→ Given records
------------

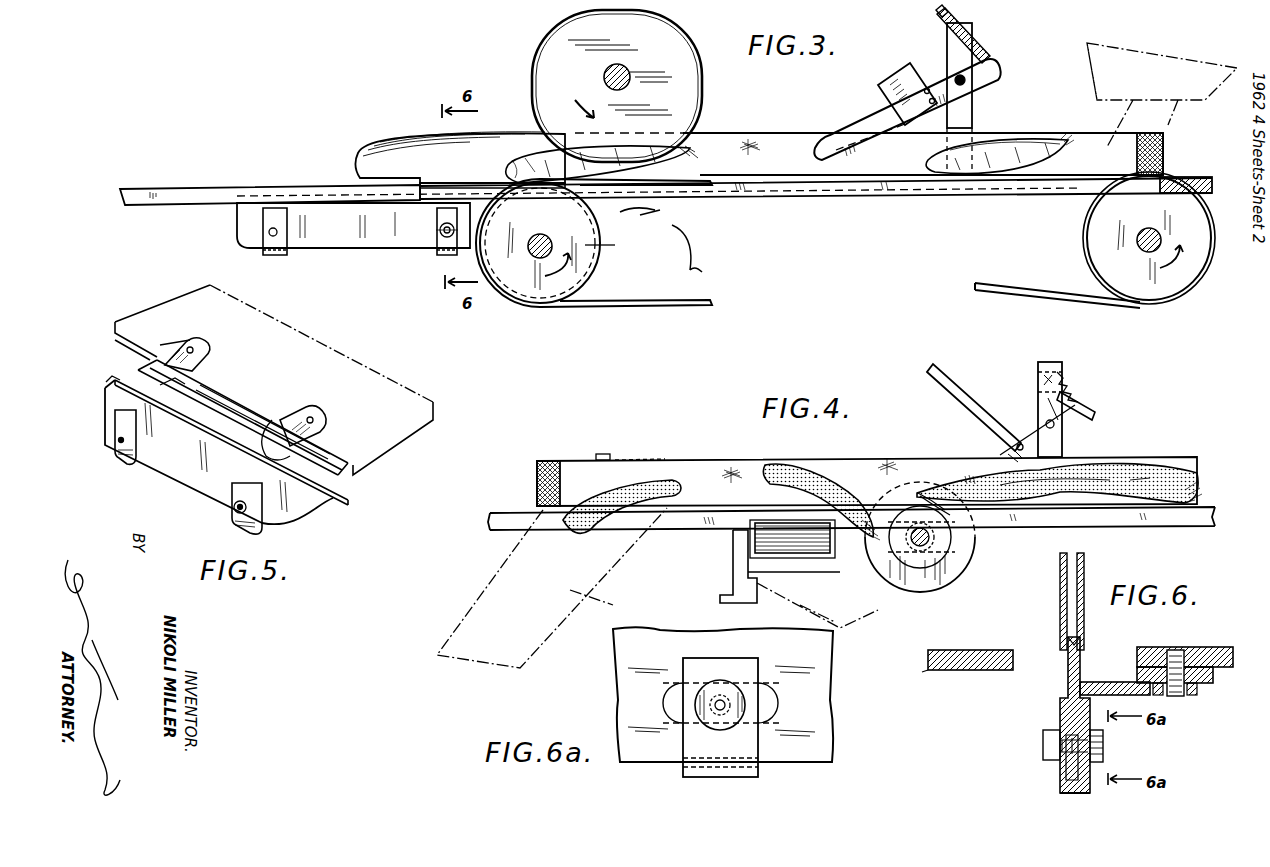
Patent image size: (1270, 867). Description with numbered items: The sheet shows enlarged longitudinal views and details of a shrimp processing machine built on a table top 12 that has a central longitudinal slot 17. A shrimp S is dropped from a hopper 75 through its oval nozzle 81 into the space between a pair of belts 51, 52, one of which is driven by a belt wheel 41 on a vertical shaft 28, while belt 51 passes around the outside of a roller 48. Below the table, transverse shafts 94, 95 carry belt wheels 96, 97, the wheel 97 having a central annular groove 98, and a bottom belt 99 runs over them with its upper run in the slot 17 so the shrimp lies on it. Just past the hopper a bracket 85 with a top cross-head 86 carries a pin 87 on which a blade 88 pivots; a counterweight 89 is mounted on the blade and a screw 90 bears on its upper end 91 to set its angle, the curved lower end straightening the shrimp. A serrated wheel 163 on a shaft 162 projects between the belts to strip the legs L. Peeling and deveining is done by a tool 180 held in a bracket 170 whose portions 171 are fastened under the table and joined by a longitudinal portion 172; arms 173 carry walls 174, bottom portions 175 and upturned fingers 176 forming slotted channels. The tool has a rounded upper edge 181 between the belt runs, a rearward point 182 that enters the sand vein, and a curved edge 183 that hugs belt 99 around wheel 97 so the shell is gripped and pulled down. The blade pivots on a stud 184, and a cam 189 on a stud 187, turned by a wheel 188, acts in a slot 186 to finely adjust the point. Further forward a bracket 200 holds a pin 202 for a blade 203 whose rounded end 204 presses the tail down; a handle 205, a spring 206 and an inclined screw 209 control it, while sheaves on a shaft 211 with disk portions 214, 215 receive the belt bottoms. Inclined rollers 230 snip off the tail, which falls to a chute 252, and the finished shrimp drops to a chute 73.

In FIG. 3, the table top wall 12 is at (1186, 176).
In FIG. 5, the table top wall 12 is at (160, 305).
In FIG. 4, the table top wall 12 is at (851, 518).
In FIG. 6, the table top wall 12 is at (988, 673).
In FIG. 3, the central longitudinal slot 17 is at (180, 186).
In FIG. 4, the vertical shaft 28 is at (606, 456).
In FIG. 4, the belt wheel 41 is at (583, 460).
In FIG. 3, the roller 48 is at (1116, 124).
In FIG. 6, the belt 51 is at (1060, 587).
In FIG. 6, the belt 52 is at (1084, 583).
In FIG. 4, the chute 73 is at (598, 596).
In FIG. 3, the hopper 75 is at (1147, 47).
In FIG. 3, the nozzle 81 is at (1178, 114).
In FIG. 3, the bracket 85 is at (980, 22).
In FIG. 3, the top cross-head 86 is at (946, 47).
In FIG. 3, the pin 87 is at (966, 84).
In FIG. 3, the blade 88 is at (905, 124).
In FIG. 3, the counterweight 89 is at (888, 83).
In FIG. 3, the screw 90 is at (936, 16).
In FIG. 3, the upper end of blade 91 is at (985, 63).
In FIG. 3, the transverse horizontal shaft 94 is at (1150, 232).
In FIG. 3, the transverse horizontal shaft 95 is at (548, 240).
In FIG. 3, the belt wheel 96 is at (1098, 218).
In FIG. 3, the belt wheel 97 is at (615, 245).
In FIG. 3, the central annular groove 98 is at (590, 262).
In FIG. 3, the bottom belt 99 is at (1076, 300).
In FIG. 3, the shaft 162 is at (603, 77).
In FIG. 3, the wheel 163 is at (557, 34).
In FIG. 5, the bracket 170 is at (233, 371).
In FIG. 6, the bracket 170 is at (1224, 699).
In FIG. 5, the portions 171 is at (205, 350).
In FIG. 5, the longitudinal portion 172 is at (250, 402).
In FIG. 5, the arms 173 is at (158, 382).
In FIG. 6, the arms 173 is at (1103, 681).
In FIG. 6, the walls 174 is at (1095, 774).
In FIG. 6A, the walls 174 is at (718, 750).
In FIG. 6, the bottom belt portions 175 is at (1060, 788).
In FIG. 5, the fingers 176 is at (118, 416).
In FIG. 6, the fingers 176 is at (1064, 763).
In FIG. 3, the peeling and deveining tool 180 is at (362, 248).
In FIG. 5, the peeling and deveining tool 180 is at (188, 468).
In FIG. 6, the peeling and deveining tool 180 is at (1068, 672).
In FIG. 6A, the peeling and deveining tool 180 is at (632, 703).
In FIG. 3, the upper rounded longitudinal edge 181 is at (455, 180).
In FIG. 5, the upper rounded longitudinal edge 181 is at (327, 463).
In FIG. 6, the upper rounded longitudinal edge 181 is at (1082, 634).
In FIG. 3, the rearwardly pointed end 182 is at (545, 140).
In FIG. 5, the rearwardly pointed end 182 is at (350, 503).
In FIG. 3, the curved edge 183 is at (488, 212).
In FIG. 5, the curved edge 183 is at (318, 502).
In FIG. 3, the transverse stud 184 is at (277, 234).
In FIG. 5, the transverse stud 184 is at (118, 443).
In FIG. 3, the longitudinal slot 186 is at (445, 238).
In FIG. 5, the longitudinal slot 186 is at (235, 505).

------------

→ Directive
Copy every line of the material above word for word, leaving out the pictures.

→ Solution
Patent image size: (1270, 867). Description with numbered items: The sheet shows enlarged longitudinal views and details of a shrimp processing machine built on a table top 12 that has a central longitudinal slot 17. A shrimp S is dropped from a hopper 75 through its oval nozzle 81 into the space between a pair of belts 51, 52, one of which is driven by a belt wheel 41 on a vertical shaft 28, while belt 51 passes around the outside of a roller 48. Below the table, transverse shafts 94, 95 carry belt wheels 96, 97, the wheel 97 having a central annular groove 98, and a bottom belt 99 runs over them with its upper run in the slot 17 so the shrimp lies on it. Just past the hopper a bracket 85 with a top cross-head 86 carries a pin 87 on which a blade 88 pivots; a counterweight 89 is mounted on the blade and a screw 90 bears on its upper end 91 to set its angle, the curved lower end straightening the shrimp. A serrated wheel 163 on a shaft 162 projects between the belts to strip the legs L. Peeling and deveining is done by a tool 180 held in a bracket 170 whose portions 171 are fastened under the table and joined by a longitudinal portion 172; arms 173 carry walls 174, bottom portions 175 and upturned fingers 176 forming slotted channels. The tool has a rounded upper edge 181 between the belt runs, a rearward point 182 that enters the sand vein, and a curved edge 183 that hugs belt 99 around wheel 97 so the shell is gripped and pulled down. The blade pivots on a stud 184, and a cam 189 on a stud 187, turned by a wheel 188, acts in a slot 186 to finely adjust the point. Further forward a bracket 200 holds a pin 202 for a blade 203 whose rounded end 204 presses the tail down; a handle 205, a spring 206 and an inclined screw 209 control it, while sheaves on a shaft 211 with disk portions 214, 215 receive the belt bottoms. Inclined rollers 230 snip off the tail, which falls to a chute 252, and the finished shrimp drops to a chute 73.

In FIG. 3, the table top wall 12 is at (1186, 176).
In FIG. 5, the table top wall 12 is at (160, 305).
In FIG. 4, the table top wall 12 is at (851, 518).
In FIG. 6, the table top wall 12 is at (988, 673).
In FIG. 3, the central longitudinal slot 17 is at (180, 186).
In FIG. 4, the vertical shaft 28 is at (606, 456).
In FIG. 4, the belt wheel 41 is at (583, 460).
In FIG. 3, the roller 48 is at (1116, 124).
In FIG. 6, the belt 51 is at (1060, 587).
In FIG. 6, the belt 52 is at (1084, 583).
In FIG. 4, the chute 73 is at (598, 596).
In FIG. 3, the hopper 75 is at (1147, 47).
In FIG. 3, the nozzle 81 is at (1178, 114).
In FIG. 3, the bracket 85 is at (980, 22).
In FIG. 3, the top cross-head 86 is at (946, 47).
In FIG. 3, the pin 87 is at (966, 84).
In FIG. 3, the blade 88 is at (905, 124).
In FIG. 3, the counterweight 89 is at (888, 83).
In FIG. 3, the screw 90 is at (936, 16).
In FIG. 3, the upper end of blade 91 is at (985, 63).
In FIG. 3, the transverse horizontal shaft 94 is at (1150, 232).
In FIG. 3, the transverse horizontal shaft 95 is at (548, 240).
In FIG. 3, the belt wheel 96 is at (1098, 218).
In FIG. 3, the belt wheel 97 is at (615, 245).
In FIG. 3, the central annular groove 98 is at (590, 262).
In FIG. 3, the bottom belt 99 is at (1076, 300).
In FIG. 3, the shaft 162 is at (603, 77).
In FIG. 3, the wheel 163 is at (557, 34).
In FIG. 5, the bracket 170 is at (233, 371).
In FIG. 6, the bracket 170 is at (1224, 699).
In FIG. 5, the portions 171 is at (205, 350).
In FIG. 5, the longitudinal portion 172 is at (250, 402).
In FIG. 5, the arms 173 is at (158, 382).
In FIG. 6, the arms 173 is at (1103, 681).
In FIG. 6, the walls 174 is at (1095, 774).
In FIG. 6A, the walls 174 is at (718, 750).
In FIG. 6, the bottom belt portions 175 is at (1060, 788).
In FIG. 5, the fingers 176 is at (118, 416).
In FIG. 6, the fingers 176 is at (1064, 763).
In FIG. 3, the peeling and deveining tool 180 is at (362, 248).
In FIG. 5, the peeling and deveining tool 180 is at (188, 468).
In FIG. 6, the peeling and deveining tool 180 is at (1068, 672).
In FIG. 6A, the peeling and deveining tool 180 is at (632, 703).
In FIG. 3, the upper rounded longitudinal edge 181 is at (455, 180).
In FIG. 5, the upper rounded longitudinal edge 181 is at (327, 463).
In FIG. 6, the upper rounded longitudinal edge 181 is at (1082, 634).
In FIG. 3, the rearwardly pointed end 182 is at (545, 140).
In FIG. 5, the rearwardly pointed end 182 is at (350, 503).
In FIG. 3, the curved edge 183 is at (488, 212).
In FIG. 5, the curved edge 183 is at (318, 502).
In FIG. 3, the transverse stud 184 is at (277, 234).
In FIG. 5, the transverse stud 184 is at (118, 443).
In FIG. 3, the longitudinal slot 186 is at (445, 238).
In FIG. 5, the longitudinal slot 186 is at (235, 505).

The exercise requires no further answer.